== PROVIDED RECORDS ==

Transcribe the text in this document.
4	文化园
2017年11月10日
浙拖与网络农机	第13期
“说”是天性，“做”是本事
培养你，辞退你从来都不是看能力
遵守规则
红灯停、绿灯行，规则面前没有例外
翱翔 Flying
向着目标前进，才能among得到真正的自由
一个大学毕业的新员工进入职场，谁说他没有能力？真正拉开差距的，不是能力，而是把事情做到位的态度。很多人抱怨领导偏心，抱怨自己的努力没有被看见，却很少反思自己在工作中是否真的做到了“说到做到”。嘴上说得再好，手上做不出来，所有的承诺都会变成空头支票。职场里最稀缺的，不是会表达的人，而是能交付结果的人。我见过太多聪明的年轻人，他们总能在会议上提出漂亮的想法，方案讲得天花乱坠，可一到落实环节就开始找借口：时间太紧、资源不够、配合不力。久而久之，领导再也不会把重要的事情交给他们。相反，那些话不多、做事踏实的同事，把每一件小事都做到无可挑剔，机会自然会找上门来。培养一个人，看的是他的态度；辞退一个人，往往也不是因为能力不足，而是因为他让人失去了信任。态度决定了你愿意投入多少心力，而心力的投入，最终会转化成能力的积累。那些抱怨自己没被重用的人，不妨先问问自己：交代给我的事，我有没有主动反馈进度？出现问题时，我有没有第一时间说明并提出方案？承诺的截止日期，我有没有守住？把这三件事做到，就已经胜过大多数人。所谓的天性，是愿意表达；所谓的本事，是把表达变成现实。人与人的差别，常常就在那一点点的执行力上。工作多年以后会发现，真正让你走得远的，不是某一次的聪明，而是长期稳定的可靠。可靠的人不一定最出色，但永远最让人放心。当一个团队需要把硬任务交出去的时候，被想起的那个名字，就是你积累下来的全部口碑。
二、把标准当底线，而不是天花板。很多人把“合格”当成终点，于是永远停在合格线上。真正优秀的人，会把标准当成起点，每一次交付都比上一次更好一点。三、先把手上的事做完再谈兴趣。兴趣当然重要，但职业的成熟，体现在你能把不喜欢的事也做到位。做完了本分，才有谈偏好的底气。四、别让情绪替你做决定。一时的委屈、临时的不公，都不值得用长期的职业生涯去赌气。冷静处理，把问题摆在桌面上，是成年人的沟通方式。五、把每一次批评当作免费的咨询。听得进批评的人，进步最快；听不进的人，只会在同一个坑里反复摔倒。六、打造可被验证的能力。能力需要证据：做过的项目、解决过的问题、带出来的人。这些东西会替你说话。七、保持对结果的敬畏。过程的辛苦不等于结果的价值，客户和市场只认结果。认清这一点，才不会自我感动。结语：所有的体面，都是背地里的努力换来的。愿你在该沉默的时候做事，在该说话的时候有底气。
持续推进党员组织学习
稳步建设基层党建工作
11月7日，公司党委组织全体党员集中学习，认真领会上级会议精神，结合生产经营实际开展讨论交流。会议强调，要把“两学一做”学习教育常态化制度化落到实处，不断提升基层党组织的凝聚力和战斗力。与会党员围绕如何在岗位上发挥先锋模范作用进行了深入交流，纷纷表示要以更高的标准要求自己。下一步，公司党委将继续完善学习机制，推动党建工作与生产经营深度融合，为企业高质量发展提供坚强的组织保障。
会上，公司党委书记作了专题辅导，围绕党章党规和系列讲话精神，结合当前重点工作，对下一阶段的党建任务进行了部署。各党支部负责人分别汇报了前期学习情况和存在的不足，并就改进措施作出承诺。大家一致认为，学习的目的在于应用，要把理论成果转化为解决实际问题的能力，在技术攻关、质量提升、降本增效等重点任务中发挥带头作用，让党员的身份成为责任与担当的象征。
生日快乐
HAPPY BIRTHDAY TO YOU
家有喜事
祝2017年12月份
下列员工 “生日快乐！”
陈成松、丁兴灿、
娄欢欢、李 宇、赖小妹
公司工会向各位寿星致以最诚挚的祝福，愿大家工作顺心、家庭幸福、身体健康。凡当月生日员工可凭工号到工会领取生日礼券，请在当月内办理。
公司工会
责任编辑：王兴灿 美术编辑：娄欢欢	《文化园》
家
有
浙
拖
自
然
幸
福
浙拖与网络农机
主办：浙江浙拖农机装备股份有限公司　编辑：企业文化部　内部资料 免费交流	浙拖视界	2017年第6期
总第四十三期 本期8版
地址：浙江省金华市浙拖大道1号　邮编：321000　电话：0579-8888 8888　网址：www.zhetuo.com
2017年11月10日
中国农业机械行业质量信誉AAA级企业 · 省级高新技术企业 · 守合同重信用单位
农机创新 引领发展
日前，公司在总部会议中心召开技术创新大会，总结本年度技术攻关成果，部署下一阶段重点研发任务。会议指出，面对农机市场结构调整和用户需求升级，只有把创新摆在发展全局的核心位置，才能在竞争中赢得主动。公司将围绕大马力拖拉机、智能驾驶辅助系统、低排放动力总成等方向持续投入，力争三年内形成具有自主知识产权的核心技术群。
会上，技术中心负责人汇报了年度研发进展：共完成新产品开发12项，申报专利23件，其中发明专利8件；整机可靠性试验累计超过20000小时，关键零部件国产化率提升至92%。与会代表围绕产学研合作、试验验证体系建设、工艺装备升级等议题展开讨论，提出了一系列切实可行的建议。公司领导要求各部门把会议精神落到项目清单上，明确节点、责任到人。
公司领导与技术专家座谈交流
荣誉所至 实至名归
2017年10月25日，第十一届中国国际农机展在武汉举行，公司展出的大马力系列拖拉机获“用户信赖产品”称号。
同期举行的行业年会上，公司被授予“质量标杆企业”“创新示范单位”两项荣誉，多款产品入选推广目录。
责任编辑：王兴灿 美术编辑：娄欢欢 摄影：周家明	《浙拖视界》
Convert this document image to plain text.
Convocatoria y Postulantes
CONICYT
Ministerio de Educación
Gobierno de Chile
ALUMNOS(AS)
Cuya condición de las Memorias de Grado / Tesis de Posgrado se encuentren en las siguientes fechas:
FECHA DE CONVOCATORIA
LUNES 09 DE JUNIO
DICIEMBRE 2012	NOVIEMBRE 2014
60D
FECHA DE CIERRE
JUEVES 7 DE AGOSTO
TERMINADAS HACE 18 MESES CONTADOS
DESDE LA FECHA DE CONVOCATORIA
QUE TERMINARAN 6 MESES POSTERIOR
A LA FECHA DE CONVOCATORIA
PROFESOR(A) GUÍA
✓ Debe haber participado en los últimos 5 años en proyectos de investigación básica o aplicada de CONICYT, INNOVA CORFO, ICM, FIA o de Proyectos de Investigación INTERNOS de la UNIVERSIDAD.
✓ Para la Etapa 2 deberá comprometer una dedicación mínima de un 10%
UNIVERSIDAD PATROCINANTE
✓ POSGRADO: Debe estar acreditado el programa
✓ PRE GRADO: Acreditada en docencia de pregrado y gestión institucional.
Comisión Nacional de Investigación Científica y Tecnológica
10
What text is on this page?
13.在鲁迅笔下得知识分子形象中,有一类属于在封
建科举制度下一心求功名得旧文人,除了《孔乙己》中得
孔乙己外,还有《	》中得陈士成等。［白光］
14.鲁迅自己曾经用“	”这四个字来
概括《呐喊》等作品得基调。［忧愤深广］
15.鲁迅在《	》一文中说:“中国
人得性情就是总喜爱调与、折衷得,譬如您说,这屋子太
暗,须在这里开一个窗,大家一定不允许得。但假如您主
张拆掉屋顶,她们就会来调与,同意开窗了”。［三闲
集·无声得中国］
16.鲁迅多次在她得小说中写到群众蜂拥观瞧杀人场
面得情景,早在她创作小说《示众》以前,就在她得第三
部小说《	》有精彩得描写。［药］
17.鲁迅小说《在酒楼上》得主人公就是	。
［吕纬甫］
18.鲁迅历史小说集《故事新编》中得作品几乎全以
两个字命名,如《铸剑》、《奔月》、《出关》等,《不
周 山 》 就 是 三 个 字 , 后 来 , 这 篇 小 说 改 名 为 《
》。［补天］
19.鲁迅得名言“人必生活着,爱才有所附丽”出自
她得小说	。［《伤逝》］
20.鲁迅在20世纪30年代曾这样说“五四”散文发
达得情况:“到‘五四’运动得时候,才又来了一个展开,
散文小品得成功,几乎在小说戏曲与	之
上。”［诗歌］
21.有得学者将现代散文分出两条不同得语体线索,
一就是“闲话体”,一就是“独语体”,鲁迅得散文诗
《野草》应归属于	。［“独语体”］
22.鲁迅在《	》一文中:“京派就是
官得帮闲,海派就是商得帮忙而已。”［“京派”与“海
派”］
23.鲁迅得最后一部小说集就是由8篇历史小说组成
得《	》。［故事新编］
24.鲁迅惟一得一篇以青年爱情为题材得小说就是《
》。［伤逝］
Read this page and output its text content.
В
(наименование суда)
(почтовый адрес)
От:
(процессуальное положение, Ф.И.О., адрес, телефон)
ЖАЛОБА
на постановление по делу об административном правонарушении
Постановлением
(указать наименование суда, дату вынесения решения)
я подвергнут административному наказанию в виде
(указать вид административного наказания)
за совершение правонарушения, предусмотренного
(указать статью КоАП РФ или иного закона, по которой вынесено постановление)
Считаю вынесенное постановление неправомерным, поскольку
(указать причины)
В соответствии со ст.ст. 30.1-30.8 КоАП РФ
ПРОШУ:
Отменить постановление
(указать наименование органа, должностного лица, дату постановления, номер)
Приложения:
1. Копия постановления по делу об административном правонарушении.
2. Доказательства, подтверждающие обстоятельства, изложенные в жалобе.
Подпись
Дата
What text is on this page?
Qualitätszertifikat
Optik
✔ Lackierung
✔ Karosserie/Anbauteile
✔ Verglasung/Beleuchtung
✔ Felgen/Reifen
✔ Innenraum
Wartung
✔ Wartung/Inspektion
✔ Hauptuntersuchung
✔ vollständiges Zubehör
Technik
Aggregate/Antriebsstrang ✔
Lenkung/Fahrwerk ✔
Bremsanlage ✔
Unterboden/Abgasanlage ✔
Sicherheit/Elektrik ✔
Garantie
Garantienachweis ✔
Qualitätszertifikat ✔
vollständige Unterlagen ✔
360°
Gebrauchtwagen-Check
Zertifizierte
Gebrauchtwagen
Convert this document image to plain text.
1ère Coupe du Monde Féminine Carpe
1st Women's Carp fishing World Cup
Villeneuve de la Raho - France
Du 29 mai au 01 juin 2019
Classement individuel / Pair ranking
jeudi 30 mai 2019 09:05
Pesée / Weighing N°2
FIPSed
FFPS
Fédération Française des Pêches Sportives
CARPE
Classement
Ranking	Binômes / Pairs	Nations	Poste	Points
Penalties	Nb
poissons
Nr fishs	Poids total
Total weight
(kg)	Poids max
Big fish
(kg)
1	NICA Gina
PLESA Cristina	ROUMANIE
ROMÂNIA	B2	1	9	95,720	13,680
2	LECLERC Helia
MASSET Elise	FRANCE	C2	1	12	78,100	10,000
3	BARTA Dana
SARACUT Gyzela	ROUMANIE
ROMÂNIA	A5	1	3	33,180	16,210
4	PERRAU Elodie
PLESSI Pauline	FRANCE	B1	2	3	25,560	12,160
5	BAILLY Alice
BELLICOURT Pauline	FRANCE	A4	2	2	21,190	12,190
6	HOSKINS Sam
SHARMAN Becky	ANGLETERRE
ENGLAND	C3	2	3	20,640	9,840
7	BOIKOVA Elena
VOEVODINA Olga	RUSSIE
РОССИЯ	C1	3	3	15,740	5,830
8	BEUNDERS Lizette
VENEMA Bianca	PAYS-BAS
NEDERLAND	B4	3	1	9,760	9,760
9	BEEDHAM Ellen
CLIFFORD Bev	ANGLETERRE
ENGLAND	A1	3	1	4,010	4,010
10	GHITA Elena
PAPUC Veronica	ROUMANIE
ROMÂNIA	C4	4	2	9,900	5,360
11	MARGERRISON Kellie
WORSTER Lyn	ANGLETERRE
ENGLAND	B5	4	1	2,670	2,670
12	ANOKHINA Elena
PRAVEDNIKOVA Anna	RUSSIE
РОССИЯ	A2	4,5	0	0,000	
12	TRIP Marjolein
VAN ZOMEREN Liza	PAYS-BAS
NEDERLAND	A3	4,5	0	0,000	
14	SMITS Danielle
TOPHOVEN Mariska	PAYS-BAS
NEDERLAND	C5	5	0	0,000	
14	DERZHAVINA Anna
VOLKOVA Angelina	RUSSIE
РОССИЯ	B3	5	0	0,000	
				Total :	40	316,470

===

◆ OBJECTIVE ◆
Copy all lines above containing the string "РОССИЯ".

◆ RESULT BELOW ◆
РОССИЯ	C1	3	3	15,740	5,830
РОССИЯ	A2	4,5	0	0,000	
РОССИЯ	B3	5	0	0,000	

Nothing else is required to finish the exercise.